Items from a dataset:
⁂

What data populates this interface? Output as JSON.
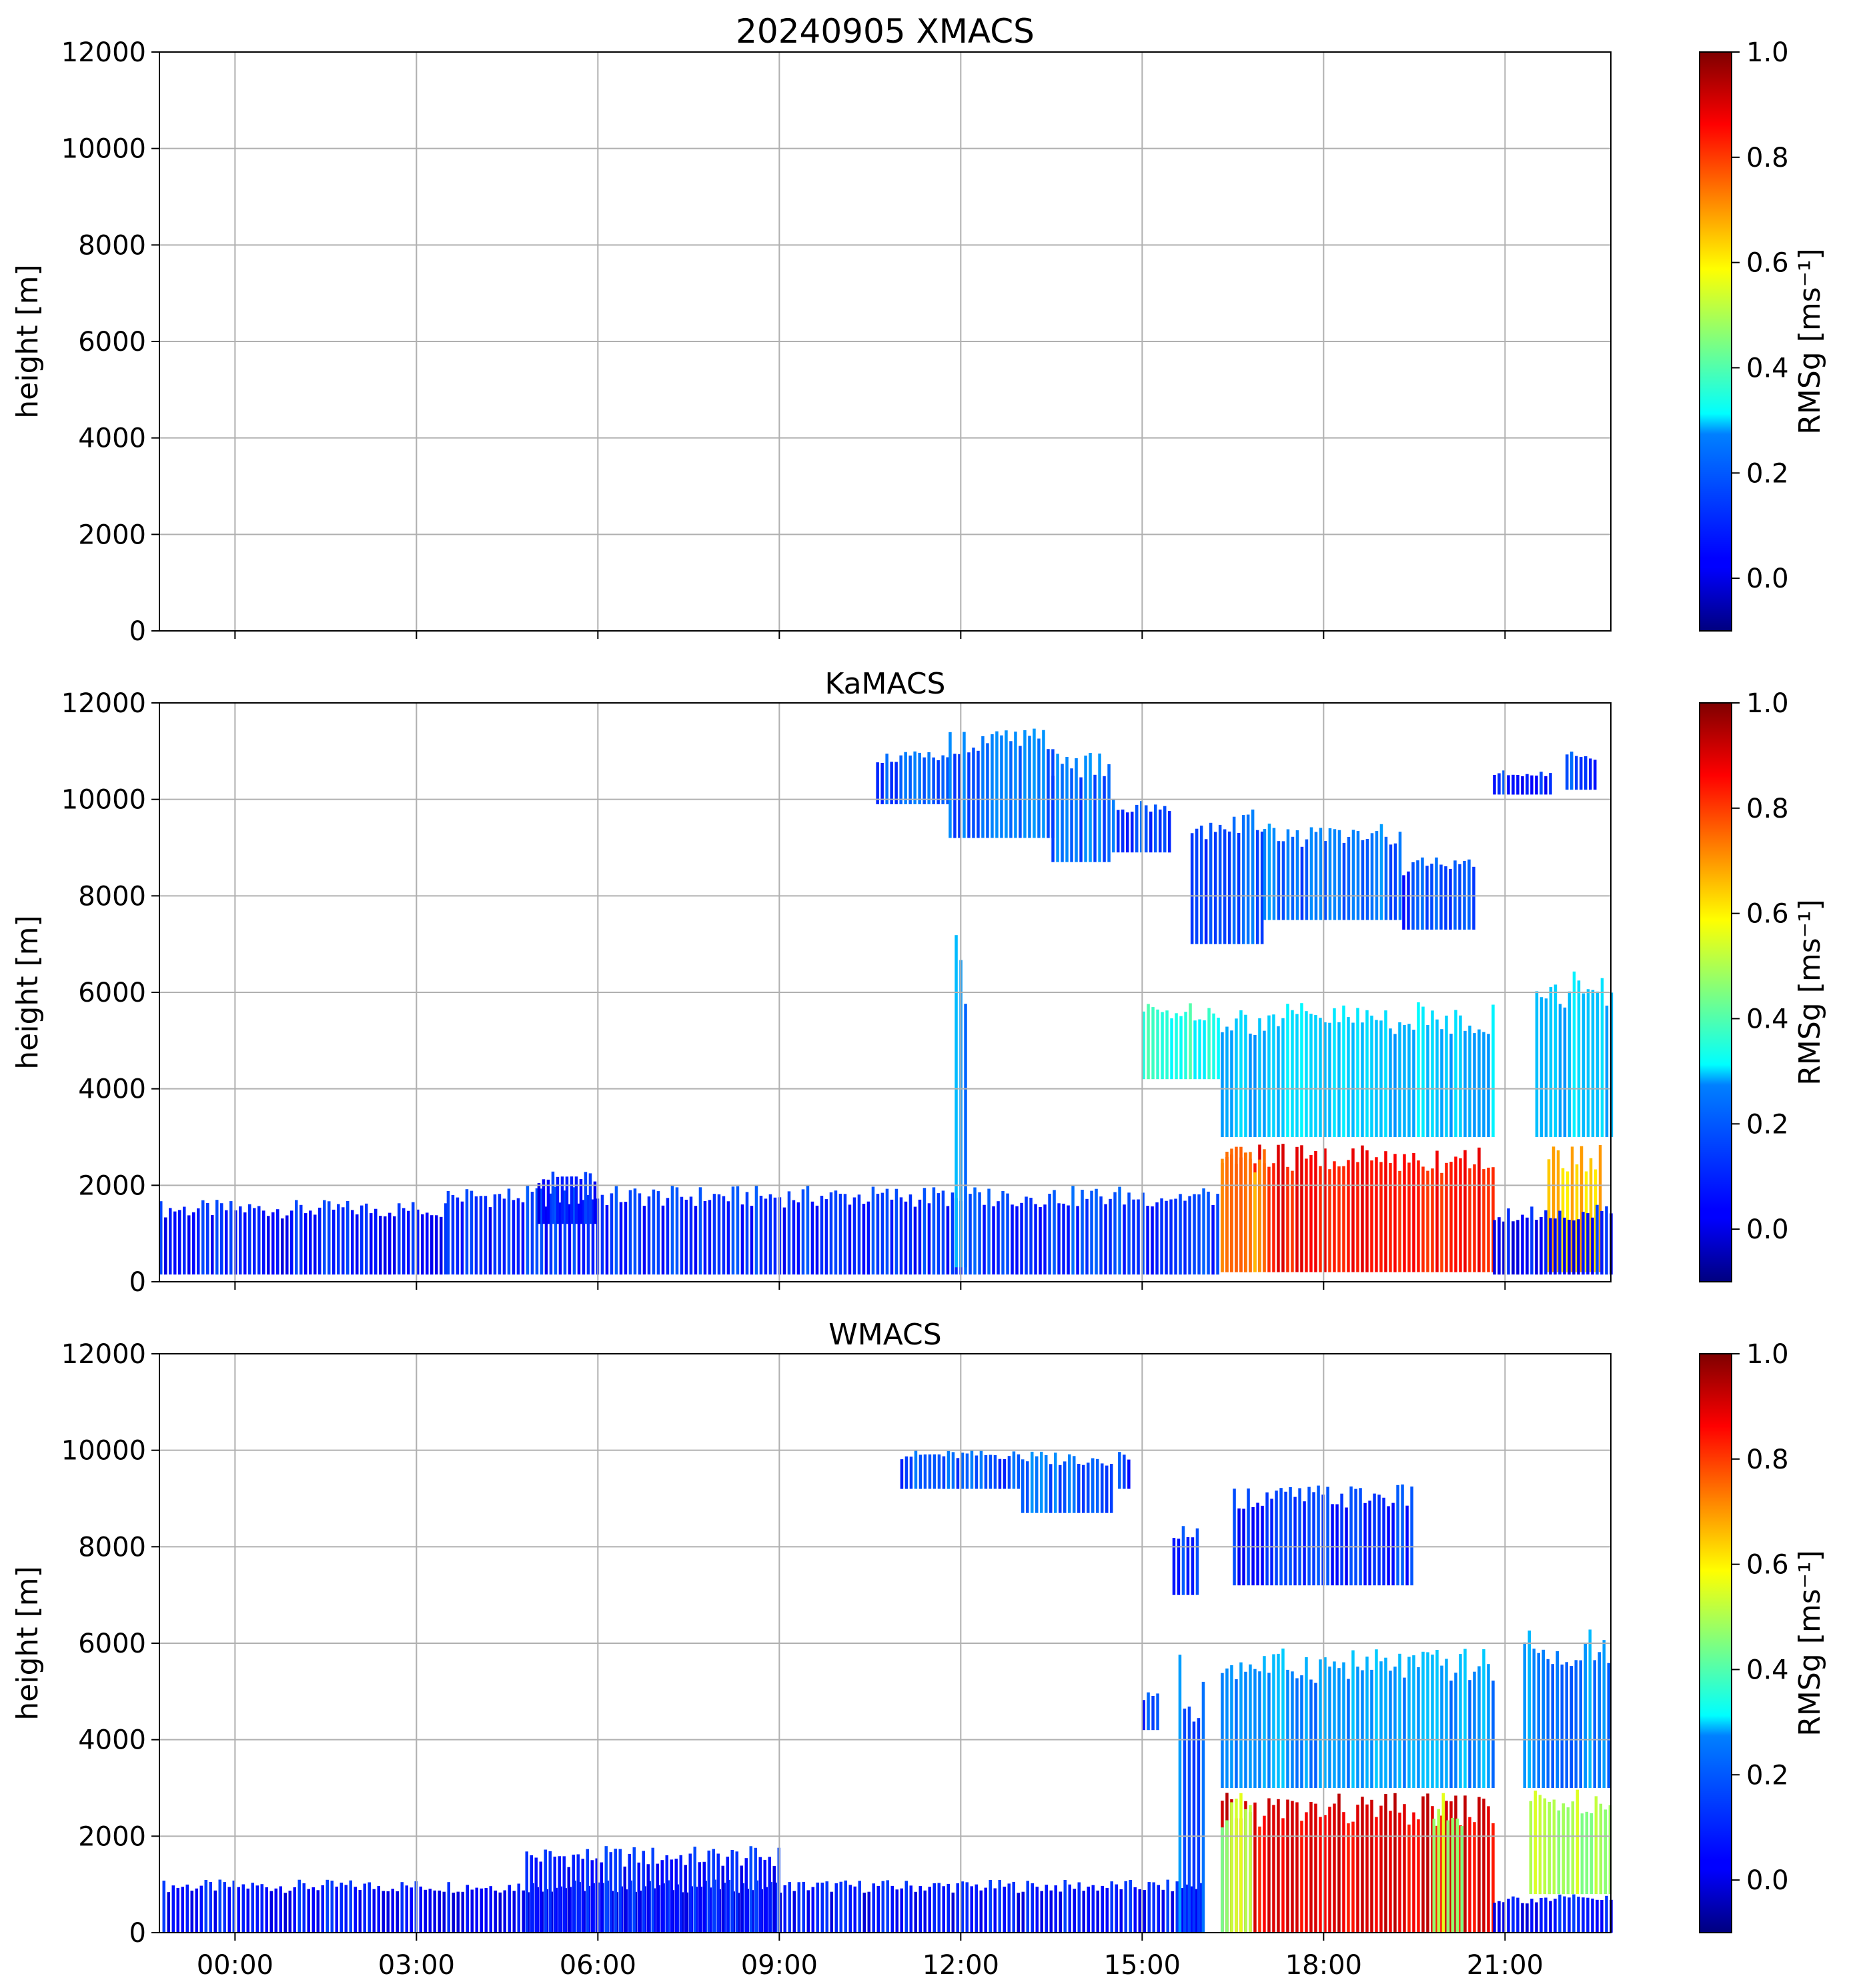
{
  "chart_data": [
    {
      "type": "heatmap",
      "title": "20240905 XMACS",
      "ylabel": "height [m]",
      "ylim": [
        0,
        12000
      ],
      "yticks": [
        "0",
        "2000",
        "4000",
        "6000",
        "8000",
        "10000",
        "12000"
      ],
      "xlim_hours": [
        -1.25,
        22.75
      ],
      "xtick_hours": [
        0,
        3,
        6,
        9,
        12,
        15,
        18,
        21
      ],
      "xticklabels": [],
      "grid": true,
      "regions": [],
      "colorbar": {
        "label": "RMSg [ms⁻¹]",
        "range": [
          -0.1,
          1.0
        ],
        "ticks": [
          "0.0",
          "0.2",
          "0.4",
          "0.6",
          "0.8",
          "1.0"
        ],
        "colormap": "jet"
      }
    },
    {
      "type": "heatmap",
      "title": "KaMACS",
      "ylabel": "height [m]",
      "ylim": [
        0,
        12000
      ],
      "yticks": [
        "0",
        "2000",
        "4000",
        "6000",
        "8000",
        "10000",
        "12000"
      ],
      "xlim_hours": [
        -1.25,
        22.75
      ],
      "xtick_hours": [
        0,
        3,
        6,
        9,
        12,
        15,
        18,
        21
      ],
      "xticklabels": [],
      "grid": true,
      "regions": [
        {
          "t0": -1.25,
          "t1": 3.5,
          "h0": 150,
          "h1": 1700,
          "v": 0.06
        },
        {
          "t0": 3.5,
          "t1": 11.9,
          "h0": 150,
          "h1": 2000,
          "v": 0.08
        },
        {
          "t0": 5.0,
          "t1": 6.0,
          "h0": 1200,
          "h1": 2300,
          "v": 0.06
        },
        {
          "t0": 11.9,
          "t1": 16.3,
          "h0": 150,
          "h1": 2000,
          "v": 0.1
        },
        {
          "t0": 11.9,
          "t1": 12.1,
          "h0": 300,
          "h1": 7500,
          "v": 0.2
        },
        {
          "t0": 10.6,
          "t1": 11.8,
          "h0": 9900,
          "h1": 11000,
          "v": 0.12
        },
        {
          "t0": 11.8,
          "t1": 13.5,
          "h0": 9200,
          "h1": 11500,
          "v": 0.15
        },
        {
          "t0": 13.5,
          "t1": 14.5,
          "h0": 8700,
          "h1": 11000,
          "v": 0.15
        },
        {
          "t0": 14.5,
          "t1": 15.5,
          "h0": 8900,
          "h1": 10000,
          "v": 0.12
        },
        {
          "t0": 15.8,
          "t1": 17.0,
          "h0": 7000,
          "h1": 9800,
          "v": 0.12
        },
        {
          "t0": 17.0,
          "t1": 19.3,
          "h0": 7500,
          "h1": 9500,
          "v": 0.15
        },
        {
          "t0": 19.3,
          "t1": 20.5,
          "h0": 7300,
          "h1": 8800,
          "v": 0.1
        },
        {
          "t0": 20.8,
          "t1": 21.8,
          "h0": 10100,
          "h1": 10600,
          "v": 0.08
        },
        {
          "t0": 22.0,
          "t1": 22.5,
          "h0": 10200,
          "h1": 11000,
          "v": 0.1
        },
        {
          "t0": 15.0,
          "t1": 16.3,
          "h0": 4200,
          "h1": 5800,
          "v": 0.35
        },
        {
          "t0": 16.3,
          "t1": 20.8,
          "h0": 3000,
          "h1": 5800,
          "v": 0.25
        },
        {
          "t0": 16.3,
          "t1": 20.8,
          "h0": 200,
          "h1": 2900,
          "v": 0.85
        },
        {
          "t0": 16.3,
          "t1": 17.0,
          "h0": 200,
          "h1": 2800,
          "v": 0.7
        },
        {
          "t0": 21.5,
          "t1": 22.75,
          "h0": 3000,
          "h1": 6500,
          "v": 0.25
        },
        {
          "t0": 21.7,
          "t1": 22.6,
          "h0": 200,
          "h1": 2900,
          "v": 0.65
        },
        {
          "t0": 20.8,
          "t1": 22.75,
          "h0": 150,
          "h1": 1600,
          "v": 0.05
        }
      ],
      "colorbar": {
        "label": "RMSg [ms⁻¹]",
        "range": [
          -0.1,
          1.0
        ],
        "ticks": [
          "0.0",
          "0.2",
          "0.4",
          "0.6",
          "0.8",
          "1.0"
        ],
        "colormap": "jet"
      }
    },
    {
      "type": "heatmap",
      "title": "WMACS",
      "ylabel": "height [m]",
      "ylim": [
        0,
        12000
      ],
      "yticks": [
        "0",
        "2000",
        "4000",
        "6000",
        "8000",
        "10000",
        "12000"
      ],
      "xlim_hours": [
        -1.25,
        22.75
      ],
      "xtick_hours": [
        0,
        3,
        6,
        9,
        12,
        15,
        18,
        21
      ],
      "xticklabels": [
        "00:00",
        "03:00",
        "06:00",
        "09:00",
        "12:00",
        "15:00",
        "18:00",
        "21:00"
      ],
      "grid": true,
      "regions": [
        {
          "t0": -1.2,
          "t1": 16.0,
          "h0": 0,
          "h1": 1100,
          "v": 0.05
        },
        {
          "t0": 4.8,
          "t1": 9.0,
          "h0": 0,
          "h1": 1800,
          "v": 0.06
        },
        {
          "t0": 11.0,
          "t1": 13.0,
          "h0": 9200,
          "h1": 10000,
          "v": 0.12
        },
        {
          "t0": 13.0,
          "t1": 14.5,
          "h0": 8700,
          "h1": 10000,
          "v": 0.15
        },
        {
          "t0": 14.6,
          "t1": 14.8,
          "h0": 9200,
          "h1": 10000,
          "v": 0.1
        },
        {
          "t0": 15.5,
          "t1": 15.9,
          "h0": 7000,
          "h1": 8500,
          "v": 0.1
        },
        {
          "t0": 16.5,
          "t1": 19.5,
          "h0": 7200,
          "h1": 9300,
          "v": 0.08
        },
        {
          "t0": 15.0,
          "t1": 15.3,
          "h0": 4200,
          "h1": 5000,
          "v": 0.1
        },
        {
          "t0": 15.6,
          "t1": 16.0,
          "h0": 0,
          "h1": 5800,
          "v": 0.15
        },
        {
          "t0": 16.3,
          "t1": 20.8,
          "h0": 3000,
          "h1": 5900,
          "v": 0.2
        },
        {
          "t0": 16.3,
          "t1": 20.8,
          "h0": 0,
          "h1": 2900,
          "v": 0.88
        },
        {
          "t0": 16.3,
          "t1": 16.8,
          "h0": 0,
          "h1": 2900,
          "v": 0.5
        },
        {
          "t0": 19.8,
          "t1": 20.3,
          "h0": 0,
          "h1": 2900,
          "v": 0.5
        },
        {
          "t0": 21.3,
          "t1": 22.75,
          "h0": 3000,
          "h1": 6300,
          "v": 0.18
        },
        {
          "t0": 21.4,
          "t1": 22.75,
          "h0": 800,
          "h1": 3000,
          "v": 0.5
        },
        {
          "t0": 20.8,
          "t1": 22.75,
          "h0": 0,
          "h1": 800,
          "v": 0.05
        }
      ],
      "colorbar": {
        "label": "RMSg [ms⁻¹]",
        "range": [
          -0.1,
          1.0
        ],
        "ticks": [
          "0.0",
          "0.2",
          "0.4",
          "0.6",
          "0.8",
          "1.0"
        ],
        "colormap": "jet"
      }
    }
  ]
}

⁂

- _Work to complete_
Leave out the pictures and transcribe everything else exactly.

- _Output of the task_
What data populates this interface? Output as JSON.
{
  "chart_data": [
    {
      "type": "heatmap",
      "title": "20240905 XMACS",
      "ylabel": "height [m]",
      "ylim": [
        0,
        12000
      ],
      "yticks": [
        "0",
        "2000",
        "4000",
        "6000",
        "8000",
        "10000",
        "12000"
      ],
      "xlim_hours": [
        -1.25,
        22.75
      ],
      "xtick_hours": [
        0,
        3,
        6,
        9,
        12,
        15,
        18,
        21
      ],
      "xticklabels": [],
      "grid": true,
      "regions": [],
      "colorbar": {
        "label": "RMSg [ms⁻¹]",
        "range": [
          -0.1,
          1.0
        ],
        "ticks": [
          "0.0",
          "0.2",
          "0.4",
          "0.6",
          "0.8",
          "1.0"
        ],
        "colormap": "jet"
      }
    },
    {
      "type": "heatmap",
      "title": "KaMACS",
      "ylabel": "height [m]",
      "ylim": [
        0,
        12000
      ],
      "yticks": [
        "0",
        "2000",
        "4000",
        "6000",
        "8000",
        "10000",
        "12000"
      ],
      "xlim_hours": [
        -1.25,
        22.75
      ],
      "xtick_hours": [
        0,
        3,
        6,
        9,
        12,
        15,
        18,
        21
      ],
      "xticklabels": [],
      "grid": true,
      "regions": [
        {
          "t0": -1.25,
          "t1": 3.5,
          "h0": 150,
          "h1": 1700,
          "v": 0.06
        },
        {
          "t0": 3.5,
          "t1": 11.9,
          "h0": 150,
          "h1": 2000,
          "v": 0.08
        },
        {
          "t0": 5.0,
          "t1": 6.0,
          "h0": 1200,
          "h1": 2300,
          "v": 0.06
        },
        {
          "t0": 11.9,
          "t1": 16.3,
          "h0": 150,
          "h1": 2000,
          "v": 0.1
        },
        {
          "t0": 11.9,
          "t1": 12.1,
          "h0": 300,
          "h1": 7500,
          "v": 0.2
        },
        {
          "t0": 10.6,
          "t1": 11.8,
          "h0": 9900,
          "h1": 11000,
          "v": 0.12
        },
        {
          "t0": 11.8,
          "t1": 13.5,
          "h0": 9200,
          "h1": 11500,
          "v": 0.15
        },
        {
          "t0": 13.5,
          "t1": 14.5,
          "h0": 8700,
          "h1": 11000,
          "v": 0.15
        },
        {
          "t0": 14.5,
          "t1": 15.5,
          "h0": 8900,
          "h1": 10000,
          "v": 0.12
        },
        {
          "t0": 15.8,
          "t1": 17.0,
          "h0": 7000,
          "h1": 9800,
          "v": 0.12
        },
        {
          "t0": 17.0,
          "t1": 19.3,
          "h0": 7500,
          "h1": 9500,
          "v": 0.15
        },
        {
          "t0": 19.3,
          "t1": 20.5,
          "h0": 7300,
          "h1": 8800,
          "v": 0.1
        },
        {
          "t0": 20.8,
          "t1": 21.8,
          "h0": 10100,
          "h1": 10600,
          "v": 0.08
        },
        {
          "t0": 22.0,
          "t1": 22.5,
          "h0": 10200,
          "h1": 11000,
          "v": 0.1
        },
        {
          "t0": 15.0,
          "t1": 16.3,
          "h0": 4200,
          "h1": 5800,
          "v": 0.35
        },
        {
          "t0": 16.3,
          "t1": 20.8,
          "h0": 3000,
          "h1": 5800,
          "v": 0.25
        },
        {
          "t0": 16.3,
          "t1": 20.8,
          "h0": 200,
          "h1": 2900,
          "v": 0.85
        },
        {
          "t0": 16.3,
          "t1": 17.0,
          "h0": 200,
          "h1": 2800,
          "v": 0.7
        },
        {
          "t0": 21.5,
          "t1": 22.75,
          "h0": 3000,
          "h1": 6500,
          "v": 0.25
        },
        {
          "t0": 21.7,
          "t1": 22.6,
          "h0": 200,
          "h1": 2900,
          "v": 0.65
        },
        {
          "t0": 20.8,
          "t1": 22.75,
          "h0": 150,
          "h1": 1600,
          "v": 0.05
        }
      ],
      "colorbar": {
        "label": "RMSg [ms⁻¹]",
        "range": [
          -0.1,
          1.0
        ],
        "ticks": [
          "0.0",
          "0.2",
          "0.4",
          "0.6",
          "0.8",
          "1.0"
        ],
        "colormap": "jet"
      }
    },
    {
      "type": "heatmap",
      "title": "WMACS",
      "ylabel": "height [m]",
      "ylim": [
        0,
        12000
      ],
      "yticks": [
        "0",
        "2000",
        "4000",
        "6000",
        "8000",
        "10000",
        "12000"
      ],
      "xlim_hours": [
        -1.25,
        22.75
      ],
      "xtick_hours": [
        0,
        3,
        6,
        9,
        12,
        15,
        18,
        21
      ],
      "xticklabels": [
        "00:00",
        "03:00",
        "06:00",
        "09:00",
        "12:00",
        "15:00",
        "18:00",
        "21:00"
      ],
      "grid": true,
      "regions": [
        {
          "t0": -1.2,
          "t1": 16.0,
          "h0": 0,
          "h1": 1100,
          "v": 0.05
        },
        {
          "t0": 4.8,
          "t1": 9.0,
          "h0": 0,
          "h1": 1800,
          "v": 0.06
        },
        {
          "t0": 11.0,
          "t1": 13.0,
          "h0": 9200,
          "h1": 10000,
          "v": 0.12
        },
        {
          "t0": 13.0,
          "t1": 14.5,
          "h0": 8700,
          "h1": 10000,
          "v": 0.15
        },
        {
          "t0": 14.6,
          "t1": 14.8,
          "h0": 9200,
          "h1": 10000,
          "v": 0.1
        },
        {
          "t0": 15.5,
          "t1": 15.9,
          "h0": 7000,
          "h1": 8500,
          "v": 0.1
        },
        {
          "t0": 16.5,
          "t1": 19.5,
          "h0": 7200,
          "h1": 9300,
          "v": 0.08
        },
        {
          "t0": 15.0,
          "t1": 15.3,
          "h0": 4200,
          "h1": 5000,
          "v": 0.1
        },
        {
          "t0": 15.6,
          "t1": 16.0,
          "h0": 0,
          "h1": 5800,
          "v": 0.15
        },
        {
          "t0": 16.3,
          "t1": 20.8,
          "h0": 3000,
          "h1": 5900,
          "v": 0.2
        },
        {
          "t0": 16.3,
          "t1": 20.8,
          "h0": 0,
          "h1": 2900,
          "v": 0.88
        },
        {
          "t0": 16.3,
          "t1": 16.8,
          "h0": 0,
          "h1": 2900,
          "v": 0.5
        },
        {
          "t0": 19.8,
          "t1": 20.3,
          "h0": 0,
          "h1": 2900,
          "v": 0.5
        },
        {
          "t0": 21.3,
          "t1": 22.75,
          "h0": 3000,
          "h1": 6300,
          "v": 0.18
        },
        {
          "t0": 21.4,
          "t1": 22.75,
          "h0": 800,
          "h1": 3000,
          "v": 0.5
        },
        {
          "t0": 20.8,
          "t1": 22.75,
          "h0": 0,
          "h1": 800,
          "v": 0.05
        }
      ],
      "colorbar": {
        "label": "RMSg [ms⁻¹]",
        "range": [
          -0.1,
          1.0
        ],
        "ticks": [
          "0.0",
          "0.2",
          "0.4",
          "0.6",
          "0.8",
          "1.0"
        ],
        "colormap": "jet"
      }
    }
  ]
}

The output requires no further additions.